▸ VORLIEGENDER TEXT
════

Kompass – Zeitung für Piraten

Die #Flaggengate Farce / Gastbeitrag von Peter @kpeterlbw Laskowski

tl;dr warum zwei gegen „die Antifa“ gerichtete Bloggposts populistische Stimmungsmache sind, die Objektivität simulieren
Wenn Piraten etwas erreichen wollen, wie mit dem Beitrag „ANTI*FARCE – Für klare Begriffsinhalte“ nutzen sie ein wiederkehrendes Schema. Dieses Schema beinhaltet immer, sich einem Anstrich der Objektivität zu geben. Der Anstrich der Objektivität wird so erreicht: der Autor kündigt an, er wolle Begriffe definieren, um diese sauber zu benutzen. Denn das „macht es einfacher und es gibt weniger Missverständnisse.

Pseudoobjektiver Populismus

Wenn der Autor schreibt, dass die „Definition des Begriffes ‘Antifaschismus’ […]nicht einfach [ist], denn es gibt keine einzelne Instanz die diesen Begriff den Inhalt geprägt hat, es ist kein Markenname einer Organisation, kein Rechtsbegriff.“ hat er unzweifelhaft Recht.

Wenn er ankündigt, er wolle „Erklärungen bei denen finden, die die Begriffe für sich als Selbstbeschreibung und zur Durchsetzung ihrer Ziele benutzen“ ist man jedoch irritiert.

Das ergibt sich wiederum daraus, dass der Autor gar nicht vorhat, Begriffe, wie er behauptet, im „Sinne der Definitionen“ zu verwenden. Er schreibt, dass es ihm darum geht, „die Inhalte des Begriffsraums ‘antifaschistisch, Antifaschismus und Antifaschistische Aktion, Antifa’ „ zusammenzufassen.

Eine Definition ist, im Sinne der Ankündigung des Autors, die „Bestimmung eines Begriffs“, also die Herstellung von Einigkeit über die Bedeutung eines Wortes. Ein Begriffsraum ist etwas anderes. [1]

Beides hat miteinander so viel zu tun wie Haie mit Wölfen. Hier ist die Gemeinsamkeit: beides sind keine Menschen.

Stimmungsmache im pseudowissenschaftlichen Gewand

Der Autor schreibt, er wolle eine Definition schaffen, um die Diskussion zu vereinheitlichen, will aber in Wirklichkeit nur einen Begriffsraum, basierend auf den Grundbegriffen „antifaschistisch, Antifaschismus und Antifaschistische Aktion, Antifa“ durch seine subjektive Erklärung besetzen.

════

▸ MATERIAL
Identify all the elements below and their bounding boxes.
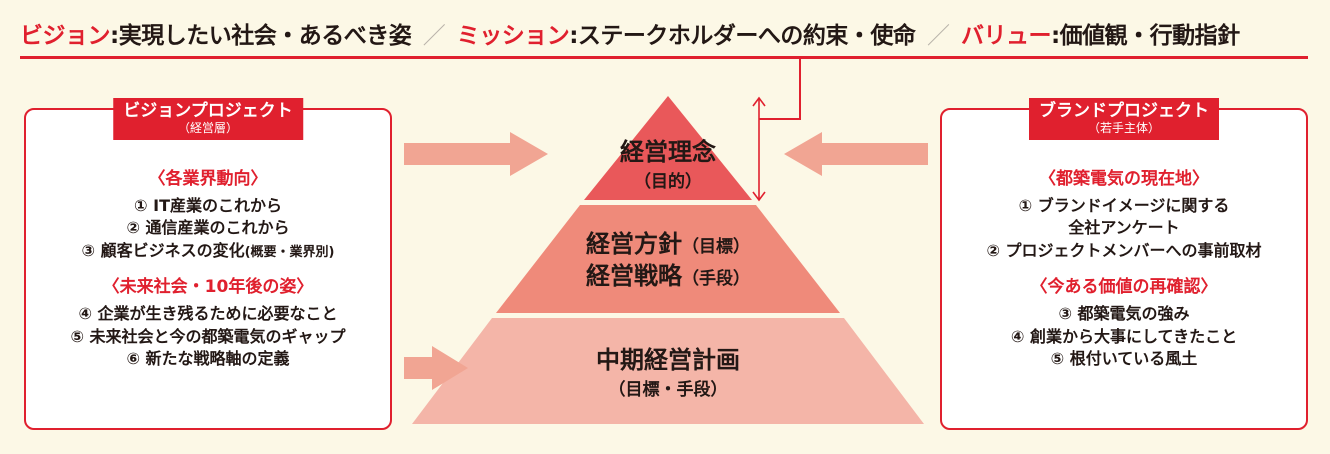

════

▸ GESTELLTE AUFGABEN
1. Zähle die Grundbegriffe auf, auf denen laut dem Gastbeitrag zu #Flaggengate der Begriffsraum beruht, den der Autor des kritisierten Beitrags besetzen will.
2. Führe den Gastbeitrag zu #Flaggengate im Anschluss an seinen letzten Satz fort.

▸ LÖSUNGEN JE AUFGABE
1.
- antifaschistisch
- Antifaschismus
- Antifaschistische Aktion
- Antifa

2.
Er will also nicht „Begriffe mit präzisen Inhalten innerhalb der Piratenpartei nutzen“, sondern er will Begriffe mit von ihm definierten Inhalten „innerhalb der Piratenpartei genutzt wissen.“
Um sich einen Anstrich der Objektivität zu geben, wird betont „Ich möchte Erklärungen bei denen finden, die die Begriffe für sich als Selbstbeschreibung und zur Durchsetzung ihrer Ziele benutzen.

Hört sich gut an und wäre auch ein Ansatz, sich über Gruppen zu informieren. Was dann folgt, ist aber niederschmetternd.

Der Autor nimmt einen Wiki-Eintrag und Auszüge aus DREI Texten, ca. 600 Worte insgesamt, um zu schlussfolgern, dass sich aus den Texten etwas „herauskristallisiert“. 600 Worte reichen dem Autor, ein Weltbild zu klären?

Binsenweisheiten, Platitüden und Populismus

Der Erkenntnisgewinn sieht wie folgt aus:

Antifa nennt sich ‘antifaschistisch’ und Antifa benutzt den Antifaschismusbegriff

Es bedarf also einer Textanalyse, um zu dem Schluss zu kommen, dass Antifaschisten sich als Antifaschisten bezeichnen und „den Antifaschismusbegriff“ benutzen?
Das erste ist eine Binsenweisheit, das zweite ist, den Texten nach zu urteilen, schlicht erfunden.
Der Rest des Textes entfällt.